Given task:
From the listing below, extract every line in which the word "functional" appears.

[Figure record listings]
>>>
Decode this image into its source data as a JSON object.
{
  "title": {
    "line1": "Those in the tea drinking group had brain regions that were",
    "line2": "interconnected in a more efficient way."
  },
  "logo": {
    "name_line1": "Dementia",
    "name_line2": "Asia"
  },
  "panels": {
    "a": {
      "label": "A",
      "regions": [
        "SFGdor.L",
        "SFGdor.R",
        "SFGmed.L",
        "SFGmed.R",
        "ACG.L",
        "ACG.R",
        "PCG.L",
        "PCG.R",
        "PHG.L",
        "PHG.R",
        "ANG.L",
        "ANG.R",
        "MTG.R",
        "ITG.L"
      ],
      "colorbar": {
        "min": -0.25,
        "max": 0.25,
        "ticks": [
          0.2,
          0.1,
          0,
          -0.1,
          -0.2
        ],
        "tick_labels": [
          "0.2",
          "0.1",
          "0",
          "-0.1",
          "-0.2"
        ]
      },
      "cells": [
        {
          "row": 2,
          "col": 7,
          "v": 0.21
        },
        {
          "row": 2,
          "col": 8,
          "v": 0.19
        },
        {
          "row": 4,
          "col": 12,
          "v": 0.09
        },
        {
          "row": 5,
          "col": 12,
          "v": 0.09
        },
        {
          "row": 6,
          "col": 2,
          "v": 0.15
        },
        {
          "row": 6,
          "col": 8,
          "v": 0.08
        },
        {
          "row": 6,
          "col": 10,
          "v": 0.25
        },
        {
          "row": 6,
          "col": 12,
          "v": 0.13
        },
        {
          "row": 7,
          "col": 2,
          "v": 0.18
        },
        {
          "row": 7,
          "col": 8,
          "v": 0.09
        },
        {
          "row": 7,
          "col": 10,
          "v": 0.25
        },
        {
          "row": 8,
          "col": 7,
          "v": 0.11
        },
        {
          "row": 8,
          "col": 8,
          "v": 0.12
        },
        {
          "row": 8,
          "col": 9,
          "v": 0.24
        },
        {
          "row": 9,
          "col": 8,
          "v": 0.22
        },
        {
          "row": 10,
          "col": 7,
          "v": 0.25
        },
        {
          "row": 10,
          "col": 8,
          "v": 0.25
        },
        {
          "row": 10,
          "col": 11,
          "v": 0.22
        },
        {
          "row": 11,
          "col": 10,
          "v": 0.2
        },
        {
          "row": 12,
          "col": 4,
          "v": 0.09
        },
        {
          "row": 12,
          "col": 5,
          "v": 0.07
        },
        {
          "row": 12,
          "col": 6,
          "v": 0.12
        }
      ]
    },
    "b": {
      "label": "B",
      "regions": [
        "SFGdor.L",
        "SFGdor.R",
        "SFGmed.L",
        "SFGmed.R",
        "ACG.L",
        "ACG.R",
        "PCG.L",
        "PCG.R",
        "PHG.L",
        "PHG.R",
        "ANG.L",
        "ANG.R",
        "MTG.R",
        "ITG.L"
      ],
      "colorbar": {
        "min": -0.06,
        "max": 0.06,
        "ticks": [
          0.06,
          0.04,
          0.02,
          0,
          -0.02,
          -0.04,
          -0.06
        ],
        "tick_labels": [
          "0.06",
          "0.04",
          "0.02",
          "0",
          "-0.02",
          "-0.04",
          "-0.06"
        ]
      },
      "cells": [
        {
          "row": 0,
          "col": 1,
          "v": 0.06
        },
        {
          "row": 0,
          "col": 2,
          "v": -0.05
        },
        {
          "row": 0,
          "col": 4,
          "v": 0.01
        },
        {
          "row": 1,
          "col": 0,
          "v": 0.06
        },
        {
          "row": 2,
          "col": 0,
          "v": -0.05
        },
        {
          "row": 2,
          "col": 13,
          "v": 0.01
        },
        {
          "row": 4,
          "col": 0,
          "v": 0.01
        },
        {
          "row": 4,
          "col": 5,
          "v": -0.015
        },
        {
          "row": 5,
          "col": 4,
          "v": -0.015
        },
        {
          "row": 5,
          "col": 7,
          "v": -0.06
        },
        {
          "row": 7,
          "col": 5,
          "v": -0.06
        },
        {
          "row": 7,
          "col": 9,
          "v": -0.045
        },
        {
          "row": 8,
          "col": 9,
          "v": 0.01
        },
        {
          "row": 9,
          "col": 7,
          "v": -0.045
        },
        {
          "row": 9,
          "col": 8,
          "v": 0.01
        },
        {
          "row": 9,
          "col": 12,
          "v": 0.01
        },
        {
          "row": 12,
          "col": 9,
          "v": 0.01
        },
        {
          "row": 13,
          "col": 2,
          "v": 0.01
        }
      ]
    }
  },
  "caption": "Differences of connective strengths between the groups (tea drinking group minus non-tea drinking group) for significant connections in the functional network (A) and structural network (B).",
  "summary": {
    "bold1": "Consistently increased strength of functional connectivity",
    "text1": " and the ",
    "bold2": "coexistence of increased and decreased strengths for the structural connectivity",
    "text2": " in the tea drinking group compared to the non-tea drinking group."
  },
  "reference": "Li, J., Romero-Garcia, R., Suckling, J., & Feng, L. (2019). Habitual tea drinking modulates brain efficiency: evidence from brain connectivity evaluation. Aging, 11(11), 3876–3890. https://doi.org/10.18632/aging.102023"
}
<<<
Correct output:
  "caption": "Differences of connective strengths between the groups (tea drinking group minus non-tea drinking group) for significant connections in the functional network (A) and structural network (B).",
    "bold1": "Consistently increased strength of functional connectivity",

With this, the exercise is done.